**REQUIRED WORK**
Every line containing the word "have" needs to be found and copied.

..........

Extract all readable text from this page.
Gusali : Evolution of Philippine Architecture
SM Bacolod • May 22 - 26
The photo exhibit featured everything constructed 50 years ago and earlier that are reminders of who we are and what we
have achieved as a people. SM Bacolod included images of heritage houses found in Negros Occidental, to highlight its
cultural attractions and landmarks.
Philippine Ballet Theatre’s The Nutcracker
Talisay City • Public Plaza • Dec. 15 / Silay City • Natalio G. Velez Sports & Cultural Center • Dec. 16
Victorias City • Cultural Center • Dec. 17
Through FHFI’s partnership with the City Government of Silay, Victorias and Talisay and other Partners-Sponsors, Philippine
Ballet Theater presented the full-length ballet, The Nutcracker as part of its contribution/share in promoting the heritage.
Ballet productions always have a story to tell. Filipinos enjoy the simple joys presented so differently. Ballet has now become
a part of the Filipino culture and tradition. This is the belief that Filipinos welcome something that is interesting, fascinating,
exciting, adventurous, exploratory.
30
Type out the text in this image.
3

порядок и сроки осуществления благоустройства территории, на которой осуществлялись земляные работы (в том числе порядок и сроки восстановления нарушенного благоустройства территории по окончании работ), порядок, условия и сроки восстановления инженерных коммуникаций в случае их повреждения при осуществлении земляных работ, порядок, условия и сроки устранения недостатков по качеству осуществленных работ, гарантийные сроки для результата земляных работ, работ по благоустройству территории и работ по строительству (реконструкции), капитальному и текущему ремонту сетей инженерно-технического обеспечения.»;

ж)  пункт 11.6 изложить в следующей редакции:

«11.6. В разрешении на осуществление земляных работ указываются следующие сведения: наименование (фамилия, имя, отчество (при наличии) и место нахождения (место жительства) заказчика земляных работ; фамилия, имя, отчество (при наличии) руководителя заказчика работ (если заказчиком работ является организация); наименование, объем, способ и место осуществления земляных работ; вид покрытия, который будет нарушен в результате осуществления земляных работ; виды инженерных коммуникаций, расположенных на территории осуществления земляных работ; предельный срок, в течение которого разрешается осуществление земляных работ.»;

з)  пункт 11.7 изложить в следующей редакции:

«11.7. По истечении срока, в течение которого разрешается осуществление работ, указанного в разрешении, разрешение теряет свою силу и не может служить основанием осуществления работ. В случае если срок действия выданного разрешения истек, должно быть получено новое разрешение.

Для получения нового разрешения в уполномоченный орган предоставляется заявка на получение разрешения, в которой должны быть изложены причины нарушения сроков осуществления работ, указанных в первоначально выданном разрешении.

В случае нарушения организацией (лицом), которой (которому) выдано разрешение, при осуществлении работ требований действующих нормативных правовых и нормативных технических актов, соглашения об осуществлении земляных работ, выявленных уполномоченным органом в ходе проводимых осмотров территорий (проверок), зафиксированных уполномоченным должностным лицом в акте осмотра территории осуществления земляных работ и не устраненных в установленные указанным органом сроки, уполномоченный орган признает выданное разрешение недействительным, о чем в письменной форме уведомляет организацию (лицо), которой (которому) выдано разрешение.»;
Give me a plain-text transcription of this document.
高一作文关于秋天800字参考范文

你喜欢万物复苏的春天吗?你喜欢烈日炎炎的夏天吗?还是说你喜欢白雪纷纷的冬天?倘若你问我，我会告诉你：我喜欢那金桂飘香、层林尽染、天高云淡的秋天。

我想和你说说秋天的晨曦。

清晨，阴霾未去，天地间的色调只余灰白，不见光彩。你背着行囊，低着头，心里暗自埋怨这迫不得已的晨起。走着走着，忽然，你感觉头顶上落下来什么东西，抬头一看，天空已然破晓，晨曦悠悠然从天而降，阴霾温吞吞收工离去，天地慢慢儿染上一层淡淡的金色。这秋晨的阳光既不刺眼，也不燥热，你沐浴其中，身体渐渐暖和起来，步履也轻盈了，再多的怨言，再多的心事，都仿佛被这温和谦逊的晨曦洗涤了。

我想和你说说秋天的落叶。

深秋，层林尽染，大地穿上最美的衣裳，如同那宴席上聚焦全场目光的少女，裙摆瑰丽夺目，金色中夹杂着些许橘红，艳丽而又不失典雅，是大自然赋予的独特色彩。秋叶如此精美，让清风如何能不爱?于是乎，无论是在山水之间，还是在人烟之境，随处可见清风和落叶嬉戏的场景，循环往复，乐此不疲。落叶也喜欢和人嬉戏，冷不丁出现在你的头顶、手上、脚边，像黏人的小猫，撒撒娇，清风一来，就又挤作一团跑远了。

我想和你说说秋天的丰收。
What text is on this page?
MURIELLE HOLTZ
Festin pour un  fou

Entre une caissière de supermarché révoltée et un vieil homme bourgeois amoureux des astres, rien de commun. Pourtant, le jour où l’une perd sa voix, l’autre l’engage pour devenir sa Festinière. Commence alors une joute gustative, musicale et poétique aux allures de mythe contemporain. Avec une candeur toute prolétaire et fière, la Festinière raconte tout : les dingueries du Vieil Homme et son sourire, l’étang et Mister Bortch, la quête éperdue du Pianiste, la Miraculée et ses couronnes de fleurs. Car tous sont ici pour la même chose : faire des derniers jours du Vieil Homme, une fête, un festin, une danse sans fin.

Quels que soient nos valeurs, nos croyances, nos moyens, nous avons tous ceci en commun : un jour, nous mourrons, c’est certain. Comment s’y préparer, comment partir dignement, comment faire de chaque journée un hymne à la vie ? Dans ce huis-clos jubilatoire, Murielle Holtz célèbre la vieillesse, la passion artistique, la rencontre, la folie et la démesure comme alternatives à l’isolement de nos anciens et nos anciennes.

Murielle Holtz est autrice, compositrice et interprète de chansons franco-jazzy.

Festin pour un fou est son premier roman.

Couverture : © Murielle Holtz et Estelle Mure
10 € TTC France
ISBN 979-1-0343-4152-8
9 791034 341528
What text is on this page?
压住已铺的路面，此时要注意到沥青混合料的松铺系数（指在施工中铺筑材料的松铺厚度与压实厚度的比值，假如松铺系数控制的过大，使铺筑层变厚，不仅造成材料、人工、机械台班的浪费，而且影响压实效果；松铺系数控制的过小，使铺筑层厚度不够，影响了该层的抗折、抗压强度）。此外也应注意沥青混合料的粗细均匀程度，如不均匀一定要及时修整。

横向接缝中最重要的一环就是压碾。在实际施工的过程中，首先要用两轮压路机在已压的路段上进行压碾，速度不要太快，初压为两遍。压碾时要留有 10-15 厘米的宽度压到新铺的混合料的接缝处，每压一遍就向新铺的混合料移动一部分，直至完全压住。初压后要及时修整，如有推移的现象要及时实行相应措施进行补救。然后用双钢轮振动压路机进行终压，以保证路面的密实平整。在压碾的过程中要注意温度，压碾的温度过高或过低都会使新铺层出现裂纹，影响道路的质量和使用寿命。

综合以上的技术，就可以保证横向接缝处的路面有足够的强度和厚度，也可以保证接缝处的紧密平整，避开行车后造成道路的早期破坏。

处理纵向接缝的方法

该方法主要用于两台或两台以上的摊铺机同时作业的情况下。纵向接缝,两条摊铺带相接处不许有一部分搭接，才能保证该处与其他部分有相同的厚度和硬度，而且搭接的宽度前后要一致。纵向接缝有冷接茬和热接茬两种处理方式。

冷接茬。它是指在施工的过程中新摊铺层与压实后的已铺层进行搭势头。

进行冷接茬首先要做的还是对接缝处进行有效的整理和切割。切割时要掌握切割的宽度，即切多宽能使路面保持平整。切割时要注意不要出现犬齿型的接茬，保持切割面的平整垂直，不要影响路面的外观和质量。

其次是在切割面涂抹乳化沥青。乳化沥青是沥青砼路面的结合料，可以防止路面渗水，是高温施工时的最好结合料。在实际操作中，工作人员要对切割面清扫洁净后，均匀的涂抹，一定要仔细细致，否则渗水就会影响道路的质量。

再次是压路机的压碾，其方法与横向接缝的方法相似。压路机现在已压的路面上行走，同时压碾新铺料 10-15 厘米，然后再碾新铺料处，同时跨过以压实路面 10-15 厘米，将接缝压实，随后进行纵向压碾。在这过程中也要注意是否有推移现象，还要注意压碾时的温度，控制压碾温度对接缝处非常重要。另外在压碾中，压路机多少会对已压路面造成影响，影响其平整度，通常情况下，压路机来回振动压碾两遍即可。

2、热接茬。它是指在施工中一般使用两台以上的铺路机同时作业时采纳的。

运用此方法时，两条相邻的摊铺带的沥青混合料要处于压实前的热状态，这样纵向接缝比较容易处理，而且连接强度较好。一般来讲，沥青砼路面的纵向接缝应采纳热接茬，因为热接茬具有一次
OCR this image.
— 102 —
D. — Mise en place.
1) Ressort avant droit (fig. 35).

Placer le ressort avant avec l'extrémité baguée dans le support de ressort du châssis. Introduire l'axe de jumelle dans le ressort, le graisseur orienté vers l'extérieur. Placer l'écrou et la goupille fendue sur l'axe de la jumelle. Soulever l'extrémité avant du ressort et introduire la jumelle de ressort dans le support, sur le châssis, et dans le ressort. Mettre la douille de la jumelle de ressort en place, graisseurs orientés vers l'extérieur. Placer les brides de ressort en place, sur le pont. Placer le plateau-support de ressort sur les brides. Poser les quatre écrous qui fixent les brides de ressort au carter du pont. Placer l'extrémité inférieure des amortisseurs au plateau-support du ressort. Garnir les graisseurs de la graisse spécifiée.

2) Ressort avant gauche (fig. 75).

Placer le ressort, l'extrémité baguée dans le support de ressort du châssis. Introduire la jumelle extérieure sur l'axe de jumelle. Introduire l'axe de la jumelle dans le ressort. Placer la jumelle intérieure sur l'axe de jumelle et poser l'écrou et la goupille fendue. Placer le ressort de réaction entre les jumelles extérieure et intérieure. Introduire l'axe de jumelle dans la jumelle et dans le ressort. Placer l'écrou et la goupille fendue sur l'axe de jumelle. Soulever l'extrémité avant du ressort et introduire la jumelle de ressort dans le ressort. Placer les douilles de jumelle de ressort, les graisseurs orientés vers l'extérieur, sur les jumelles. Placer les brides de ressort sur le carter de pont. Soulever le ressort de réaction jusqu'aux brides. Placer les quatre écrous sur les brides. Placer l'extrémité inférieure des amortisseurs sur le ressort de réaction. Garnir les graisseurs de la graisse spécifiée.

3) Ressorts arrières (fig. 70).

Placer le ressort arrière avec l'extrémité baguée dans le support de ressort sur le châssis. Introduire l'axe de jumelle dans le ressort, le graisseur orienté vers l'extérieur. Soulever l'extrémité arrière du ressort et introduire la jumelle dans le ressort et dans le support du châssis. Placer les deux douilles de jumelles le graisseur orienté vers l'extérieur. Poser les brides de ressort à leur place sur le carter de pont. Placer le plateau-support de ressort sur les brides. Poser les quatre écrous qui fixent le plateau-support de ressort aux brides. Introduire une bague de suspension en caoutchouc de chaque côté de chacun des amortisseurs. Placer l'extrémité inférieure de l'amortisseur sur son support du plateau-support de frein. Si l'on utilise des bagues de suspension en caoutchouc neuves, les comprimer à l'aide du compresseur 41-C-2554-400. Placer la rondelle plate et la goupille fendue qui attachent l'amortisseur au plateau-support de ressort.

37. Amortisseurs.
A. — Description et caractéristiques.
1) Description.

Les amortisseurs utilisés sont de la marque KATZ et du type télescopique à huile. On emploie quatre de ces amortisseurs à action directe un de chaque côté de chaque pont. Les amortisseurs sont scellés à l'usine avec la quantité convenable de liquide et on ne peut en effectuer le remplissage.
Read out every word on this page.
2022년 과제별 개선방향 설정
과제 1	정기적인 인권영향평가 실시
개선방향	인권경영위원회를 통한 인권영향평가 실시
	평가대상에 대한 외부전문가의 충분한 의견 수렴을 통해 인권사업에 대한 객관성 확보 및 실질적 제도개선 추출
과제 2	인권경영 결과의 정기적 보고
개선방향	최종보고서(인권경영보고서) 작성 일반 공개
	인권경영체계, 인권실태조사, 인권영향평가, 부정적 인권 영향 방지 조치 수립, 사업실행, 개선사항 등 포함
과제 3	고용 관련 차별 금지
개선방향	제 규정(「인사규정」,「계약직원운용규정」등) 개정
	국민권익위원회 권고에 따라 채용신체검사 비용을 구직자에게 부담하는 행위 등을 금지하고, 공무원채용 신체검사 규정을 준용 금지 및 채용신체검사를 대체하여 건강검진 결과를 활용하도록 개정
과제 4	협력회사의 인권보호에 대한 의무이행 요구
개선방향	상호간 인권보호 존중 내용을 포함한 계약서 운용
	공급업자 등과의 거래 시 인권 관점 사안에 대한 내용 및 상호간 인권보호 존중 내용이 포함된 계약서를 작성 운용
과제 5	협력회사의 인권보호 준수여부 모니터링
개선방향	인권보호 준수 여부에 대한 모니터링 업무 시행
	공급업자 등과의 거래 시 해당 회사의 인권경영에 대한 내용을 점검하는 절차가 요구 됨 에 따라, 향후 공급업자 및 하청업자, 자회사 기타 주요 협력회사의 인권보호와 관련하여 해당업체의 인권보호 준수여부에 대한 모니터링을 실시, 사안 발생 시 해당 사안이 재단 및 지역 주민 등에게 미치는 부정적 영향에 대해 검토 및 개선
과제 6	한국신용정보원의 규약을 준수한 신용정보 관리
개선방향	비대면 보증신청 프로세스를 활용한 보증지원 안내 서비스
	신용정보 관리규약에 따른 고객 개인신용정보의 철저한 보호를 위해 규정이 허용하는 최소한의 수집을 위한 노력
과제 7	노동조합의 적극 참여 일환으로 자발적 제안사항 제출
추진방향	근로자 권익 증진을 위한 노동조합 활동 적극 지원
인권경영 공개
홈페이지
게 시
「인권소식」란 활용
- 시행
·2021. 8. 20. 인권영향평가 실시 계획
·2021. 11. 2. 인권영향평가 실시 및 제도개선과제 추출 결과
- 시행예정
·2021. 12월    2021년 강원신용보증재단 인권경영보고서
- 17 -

..........

**WORKED SOLUTION**
have achieved as a people. SM Bacolod included images of heritage houses found in Negros Occidental, to highlight its
Ballet productions always have a story to tell. Filipinos enjoy the simple joys presented so differently. Ballet has now become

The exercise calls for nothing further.